• Task details:
Wherever a line in the data below holds "Промойте", copy that line.

### Dataset records ###

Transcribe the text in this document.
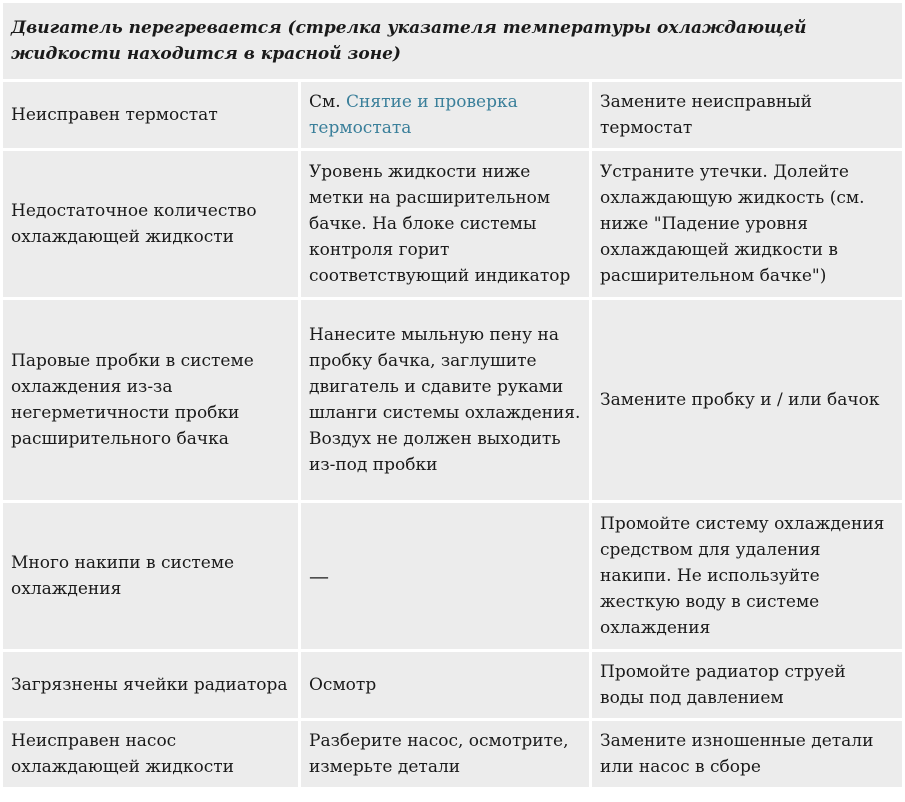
Двигатель перегревается (стрелка указателя температуры охлаждающей жидкости находится в красной зоне)		
Неисправен термостат	См. Снятие и проверка термостата	Замените неисправный термостат
Недостаточное количество охлаждающей жидкости	Уровень жидкости ниже метки на расширительном бачке. На блоке системы контроля горит соответствующий индикатор	Устраните утечки. Долейте охлаждающую жидкость (см. ниже "Падение уровня охлаждающей жидкости в расширительном бачке")
Паровые пробки в системе охлаждения из-за негерметичности пробки расширительного бачка	Нанесите мыльную пену на пробку бачка, заглушите двигатель и сдавите руками шланги системы охлаждения. Воздух не должен выходить из-под пробки	Замените пробку и / или бачок
Много накипи в системе охлаждения	—	Промойте систему охлаждения средством для удаления накипи. Не используйте жесткую воду в системе охлаждения
Загрязнены ячейки радиатора	Осмотр	Промойте радиатор струей воды под давлением
Неисправен насос охлаждающей жидкости	Разберите насос, осмотрите, измерьте детали	Замените изношенные детали или насос в сборе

###

• Task solution:
Много накипи в системе охлаждения	—	Промойте систему охлаждения средством для удаления накипи. Не используйте жесткую воду в системе охлаждения
Загрязнены ячейки радиатора	Осмотр	Промойте радиатор струей воды под давлением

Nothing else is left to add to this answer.